====== Materials provided ======

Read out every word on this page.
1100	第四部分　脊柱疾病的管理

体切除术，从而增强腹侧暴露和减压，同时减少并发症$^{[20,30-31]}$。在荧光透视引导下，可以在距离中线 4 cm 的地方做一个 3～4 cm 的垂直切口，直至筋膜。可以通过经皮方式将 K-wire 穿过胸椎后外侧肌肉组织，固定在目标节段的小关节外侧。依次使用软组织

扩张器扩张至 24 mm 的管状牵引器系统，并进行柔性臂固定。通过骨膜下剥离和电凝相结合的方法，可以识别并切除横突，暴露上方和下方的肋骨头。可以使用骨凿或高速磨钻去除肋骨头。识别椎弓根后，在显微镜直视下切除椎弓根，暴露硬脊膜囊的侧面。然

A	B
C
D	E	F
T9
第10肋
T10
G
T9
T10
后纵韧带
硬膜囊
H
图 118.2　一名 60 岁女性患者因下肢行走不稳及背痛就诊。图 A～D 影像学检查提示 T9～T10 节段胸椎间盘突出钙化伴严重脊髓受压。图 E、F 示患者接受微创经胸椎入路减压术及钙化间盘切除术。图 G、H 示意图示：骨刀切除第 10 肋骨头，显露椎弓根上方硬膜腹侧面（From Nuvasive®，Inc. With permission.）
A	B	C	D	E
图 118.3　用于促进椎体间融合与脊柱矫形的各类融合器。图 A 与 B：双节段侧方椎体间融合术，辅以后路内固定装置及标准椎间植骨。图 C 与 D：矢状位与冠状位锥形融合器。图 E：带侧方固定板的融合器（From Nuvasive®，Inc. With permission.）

======

Output all of the material exactly as written.

◆ **Exercise result**:
Read out every word on this page.
1100	第四部分　脊柱疾病的管理

体切除术，从而增强腹侧暴露和减压，同时减少并发症$^{[20,30-31]}$。在荧光透视引导下，可以在距离中线 4 cm 的地方做一个 3～4 cm 的垂直切口，直至筋膜。可以通过经皮方式将 K-wire 穿过胸椎后外侧肌肉组织，固定在目标节段的小关节外侧。依次使用软组织

扩张器扩张至 24 mm 的管状牵引器系统，并进行柔性臂固定。通过骨膜下剥离和电凝相结合的方法，可以识别并切除横突，暴露上方和下方的肋骨头。可以使用骨凿或高速磨钻去除肋骨头。识别椎弓根后，在显微镜直视下切除椎弓根，暴露硬脊膜囊的侧面。然

A	B
C
D	E	F
T9
第10肋
T10
G
T9
T10
后纵韧带
硬膜囊
H
图 118.2　一名 60 岁女性患者因下肢行走不稳及背痛就诊。图 A～D 影像学检查提示 T9～T10 节段胸椎间盘突出钙化伴严重脊髓受压。图 E、F 示患者接受微创经胸椎入路减压术及钙化间盘切除术。图 G、H 示意图示：骨刀切除第 10 肋骨头，显露椎弓根上方硬膜腹侧面（From Nuvasive®，Inc. With permission.）
A	B	C	D	E
图 118.3　用于促进椎体间融合与脊柱矫形的各类融合器。图 A 与 B：双节段侧方椎体间融合术，辅以后路内固定装置及标准椎间植骨。图 C 与 D：矢状位与冠状位锥形融合器。图 E：带侧方固定板的融合器（From Nuvasive®，Inc. With permission.）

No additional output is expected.